Goal:
Your task is to locate every line holding the string "engage" and to copy each of them.

Task material:
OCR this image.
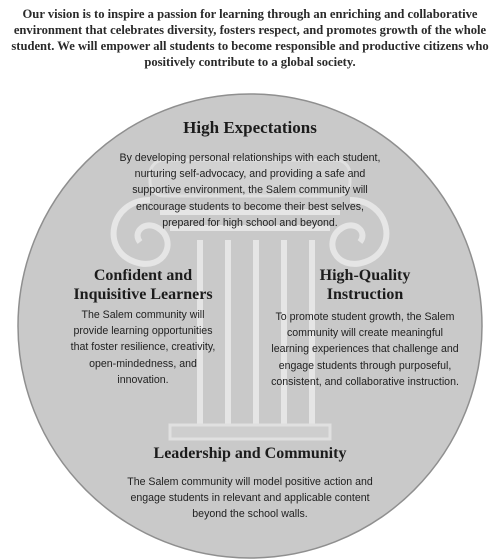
Our vision is to inspire a passion for learning through an enriching and collaborative environment that celebrates diversity, fosters respect, and promotes growth of the whole student. We will empower all students to become responsible and productive citizens who positively contribute to a global society.
High Expectations
By developing personal relationships with each student,
nurturing self-advocacy, and providing a safe and
supportive environment, the Salem community will
encourage students to become their best selves,
prepared for high school and beyond.
Confident and
Inquisitive Learners
The Salem community will
provide learning opportunities
that foster resilience, creativity,
open-mindedness, and
innovation.
High-Quality
Instruction
To promote student growth, the Salem
community will create meaningful
learning experiences that challenge and
engage students through purposeful,
consistent, and collaborative instruction.
Leadership and Community
The Salem community will model positive action and
engage students in relevant and applicable content
beyond the school walls.
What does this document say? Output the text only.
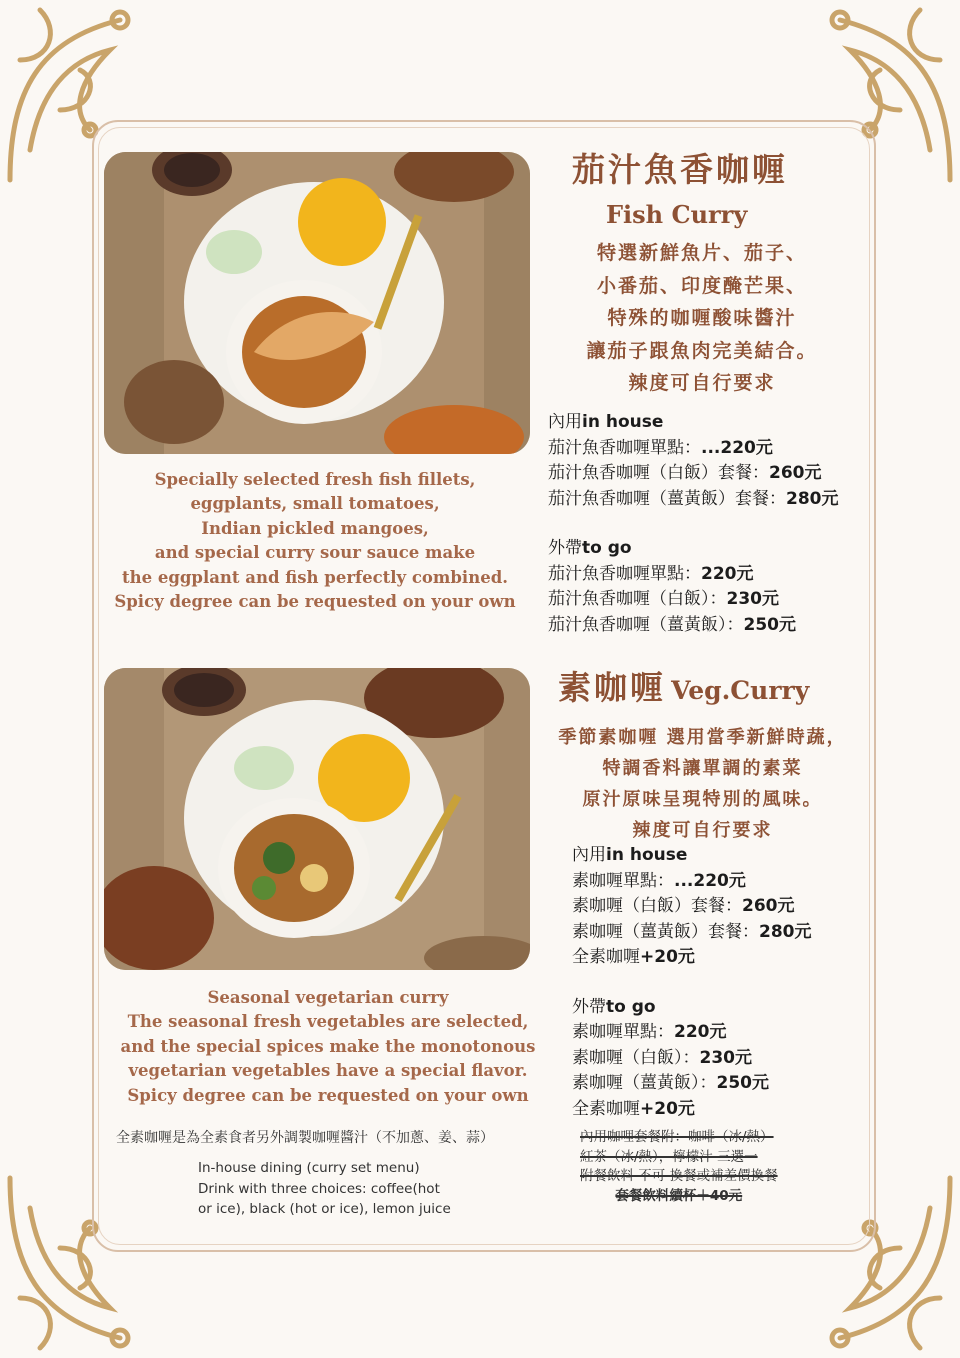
茄汁魚香咖喱
Fish Curry
特選新鮮魚片、茄子、
小番茄、印度醃芒果、
特殊的咖喱酸味醬汁
讓茄子跟魚肉完美結合。
辣度可自行要求
Specially selected fresh fish fillets,
eggplants, small tomatoes,
Indian pickled mangoes,
and special curry sour sauce make
the eggplant and fish perfectly combined.
Spicy degree can be requested on your own
內用in house
茄汁魚香咖喱單點：...220元
茄汁魚香咖喱（白飯）套餐：260元
茄汁魚香咖喱（薑黃飯）套餐：280元
外帶to go
茄汁魚香咖喱單點：220元
茄汁魚香咖喱（白飯）：230元
茄汁魚香咖喱（薑黃飯）：250元
素咖喱 Veg.Curry
季節素咖喱 選用當季新鮮時蔬，
特調香料讓單調的素菜
原汁原味呈現特別的風味。
辣度可自行要求
Seasonal vegetarian curry
The seasonal fresh vegetables are selected,
and the special spices make the monotonous
vegetarian vegetables have a special flavor.
Spicy degree can be requested on your own
內用in house
素咖喱單點：...220元
素咖喱（白飯）套餐：260元
素咖喱（薑黃飯）套餐：280元
全素咖喱+20元
外帶to go
素咖喱單點：220元
素咖喱（白飯）：230元
素咖喱（薑黃飯）：250元
全素咖喱+20元
全素咖喱是為全素食者另外調製咖喱醬汁（不加蔥、姜、蒜）
In-house dining (curry set menu)
Drink with three choices: coffee(hot
or ice), black (hot or ice), lemon juice
內用咖哩套餐附：咖啡（冰/熱）
紅茶（冰/熱），檸檬汁 三選一
附餐飲料 不可 換餐或補差價換餐
套餐飲料續杯＋40元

Written solution:
engage students through purposeful,
engage students in relevant and applicable content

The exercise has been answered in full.